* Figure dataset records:
○ ○ ○ ○

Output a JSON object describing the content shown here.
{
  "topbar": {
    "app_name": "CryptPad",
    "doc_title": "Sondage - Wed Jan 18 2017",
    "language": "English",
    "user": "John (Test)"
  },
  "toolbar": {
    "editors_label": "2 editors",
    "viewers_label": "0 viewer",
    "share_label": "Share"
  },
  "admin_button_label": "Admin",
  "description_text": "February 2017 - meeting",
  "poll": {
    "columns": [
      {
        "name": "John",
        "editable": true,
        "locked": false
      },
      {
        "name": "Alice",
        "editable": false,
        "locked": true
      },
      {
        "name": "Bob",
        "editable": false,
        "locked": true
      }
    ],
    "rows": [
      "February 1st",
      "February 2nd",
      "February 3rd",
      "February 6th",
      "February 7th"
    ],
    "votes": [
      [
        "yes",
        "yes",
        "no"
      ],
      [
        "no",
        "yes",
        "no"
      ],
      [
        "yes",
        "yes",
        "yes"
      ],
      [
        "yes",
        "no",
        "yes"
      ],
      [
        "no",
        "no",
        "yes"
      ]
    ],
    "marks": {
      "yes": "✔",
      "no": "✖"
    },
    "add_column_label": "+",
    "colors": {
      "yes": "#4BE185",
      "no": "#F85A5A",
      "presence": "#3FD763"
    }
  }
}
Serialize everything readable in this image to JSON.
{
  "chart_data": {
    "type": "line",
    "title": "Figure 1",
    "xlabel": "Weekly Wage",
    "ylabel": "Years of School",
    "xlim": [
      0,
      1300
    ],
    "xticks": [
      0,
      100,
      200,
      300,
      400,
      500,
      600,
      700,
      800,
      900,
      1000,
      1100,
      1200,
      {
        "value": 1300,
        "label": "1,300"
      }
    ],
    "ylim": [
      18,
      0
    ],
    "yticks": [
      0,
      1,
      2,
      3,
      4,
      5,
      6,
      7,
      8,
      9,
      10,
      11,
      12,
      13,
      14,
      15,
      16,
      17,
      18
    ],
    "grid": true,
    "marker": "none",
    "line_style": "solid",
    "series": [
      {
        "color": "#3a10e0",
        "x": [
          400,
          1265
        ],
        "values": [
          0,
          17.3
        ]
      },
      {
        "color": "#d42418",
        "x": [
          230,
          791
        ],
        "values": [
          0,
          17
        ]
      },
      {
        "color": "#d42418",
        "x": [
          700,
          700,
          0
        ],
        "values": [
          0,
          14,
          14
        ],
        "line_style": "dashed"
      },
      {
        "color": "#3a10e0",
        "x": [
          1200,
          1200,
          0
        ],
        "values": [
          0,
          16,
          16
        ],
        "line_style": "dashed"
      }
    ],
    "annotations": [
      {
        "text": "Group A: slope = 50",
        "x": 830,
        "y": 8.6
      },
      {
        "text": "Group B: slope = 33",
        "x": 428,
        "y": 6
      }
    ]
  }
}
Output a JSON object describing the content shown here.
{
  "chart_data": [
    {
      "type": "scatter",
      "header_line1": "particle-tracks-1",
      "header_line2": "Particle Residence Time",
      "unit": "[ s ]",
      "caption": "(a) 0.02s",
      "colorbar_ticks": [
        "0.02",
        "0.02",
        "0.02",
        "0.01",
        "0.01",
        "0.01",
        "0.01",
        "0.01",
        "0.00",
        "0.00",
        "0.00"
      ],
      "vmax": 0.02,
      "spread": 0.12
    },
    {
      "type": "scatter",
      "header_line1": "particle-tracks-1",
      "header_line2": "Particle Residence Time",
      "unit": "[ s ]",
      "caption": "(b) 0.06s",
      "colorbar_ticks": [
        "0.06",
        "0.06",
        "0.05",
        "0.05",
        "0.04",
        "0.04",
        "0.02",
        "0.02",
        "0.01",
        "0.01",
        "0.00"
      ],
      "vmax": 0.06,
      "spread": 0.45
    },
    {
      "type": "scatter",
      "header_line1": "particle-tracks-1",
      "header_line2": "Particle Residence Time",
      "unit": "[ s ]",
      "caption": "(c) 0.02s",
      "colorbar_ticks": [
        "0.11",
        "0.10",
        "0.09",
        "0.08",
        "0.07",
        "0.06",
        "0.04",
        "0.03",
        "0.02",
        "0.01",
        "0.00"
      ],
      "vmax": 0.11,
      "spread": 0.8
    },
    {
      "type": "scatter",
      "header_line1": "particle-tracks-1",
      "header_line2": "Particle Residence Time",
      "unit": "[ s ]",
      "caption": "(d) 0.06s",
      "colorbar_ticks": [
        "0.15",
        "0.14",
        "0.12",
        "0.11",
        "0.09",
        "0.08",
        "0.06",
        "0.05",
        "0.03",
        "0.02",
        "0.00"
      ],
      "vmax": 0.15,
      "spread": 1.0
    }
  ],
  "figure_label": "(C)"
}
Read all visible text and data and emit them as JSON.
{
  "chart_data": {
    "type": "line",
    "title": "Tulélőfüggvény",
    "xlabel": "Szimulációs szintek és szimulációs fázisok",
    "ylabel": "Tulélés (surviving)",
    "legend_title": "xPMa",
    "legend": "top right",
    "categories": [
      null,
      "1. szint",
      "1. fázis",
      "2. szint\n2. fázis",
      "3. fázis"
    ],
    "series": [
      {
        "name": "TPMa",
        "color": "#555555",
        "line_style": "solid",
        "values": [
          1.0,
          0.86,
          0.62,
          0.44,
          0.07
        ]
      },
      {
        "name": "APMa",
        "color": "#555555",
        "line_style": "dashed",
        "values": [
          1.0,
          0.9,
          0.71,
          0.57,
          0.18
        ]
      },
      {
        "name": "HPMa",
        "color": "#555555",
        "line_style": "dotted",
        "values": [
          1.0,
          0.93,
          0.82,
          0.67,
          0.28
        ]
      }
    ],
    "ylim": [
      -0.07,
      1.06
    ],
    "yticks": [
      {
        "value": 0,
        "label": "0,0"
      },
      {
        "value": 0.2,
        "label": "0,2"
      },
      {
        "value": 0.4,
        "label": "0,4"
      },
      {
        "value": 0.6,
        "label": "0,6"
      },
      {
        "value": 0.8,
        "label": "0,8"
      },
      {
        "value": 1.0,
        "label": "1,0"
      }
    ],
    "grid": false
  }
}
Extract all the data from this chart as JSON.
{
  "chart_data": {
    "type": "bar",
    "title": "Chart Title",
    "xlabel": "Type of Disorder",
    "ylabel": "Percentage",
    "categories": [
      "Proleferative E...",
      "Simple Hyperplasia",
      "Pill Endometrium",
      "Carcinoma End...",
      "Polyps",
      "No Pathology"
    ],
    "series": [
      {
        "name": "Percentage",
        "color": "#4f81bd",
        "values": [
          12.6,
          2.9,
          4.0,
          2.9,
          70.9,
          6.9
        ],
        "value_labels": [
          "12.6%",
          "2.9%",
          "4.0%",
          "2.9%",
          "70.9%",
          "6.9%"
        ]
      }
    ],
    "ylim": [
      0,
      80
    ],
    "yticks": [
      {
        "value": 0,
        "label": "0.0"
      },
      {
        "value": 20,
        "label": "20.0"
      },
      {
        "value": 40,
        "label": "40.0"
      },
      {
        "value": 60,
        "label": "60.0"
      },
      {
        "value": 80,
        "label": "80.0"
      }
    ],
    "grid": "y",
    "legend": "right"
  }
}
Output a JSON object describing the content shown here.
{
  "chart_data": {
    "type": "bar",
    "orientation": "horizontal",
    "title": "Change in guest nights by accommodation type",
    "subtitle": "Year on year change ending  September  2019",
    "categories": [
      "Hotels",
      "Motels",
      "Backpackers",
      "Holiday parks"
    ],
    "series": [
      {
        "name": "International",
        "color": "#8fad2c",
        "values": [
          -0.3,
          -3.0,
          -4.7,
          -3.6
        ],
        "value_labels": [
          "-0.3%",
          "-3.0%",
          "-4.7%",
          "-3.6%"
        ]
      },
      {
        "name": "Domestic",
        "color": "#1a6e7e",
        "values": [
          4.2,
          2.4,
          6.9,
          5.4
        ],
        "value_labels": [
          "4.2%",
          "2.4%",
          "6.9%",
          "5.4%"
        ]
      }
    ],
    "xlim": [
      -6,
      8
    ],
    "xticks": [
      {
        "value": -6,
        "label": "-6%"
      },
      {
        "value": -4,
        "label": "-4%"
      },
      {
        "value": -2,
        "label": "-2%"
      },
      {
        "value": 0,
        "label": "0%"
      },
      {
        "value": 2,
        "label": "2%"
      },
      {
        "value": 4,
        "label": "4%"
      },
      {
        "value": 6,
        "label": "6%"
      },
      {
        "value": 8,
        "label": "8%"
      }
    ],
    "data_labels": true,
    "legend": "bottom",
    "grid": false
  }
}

○ ○ ○ ○

* The problem:
Extract every line containing the string "true" from the material.

* Result of this task:
        "editable": true,
        "locked": true
        "locked": true
    "grid": true,
    "data_labels": true,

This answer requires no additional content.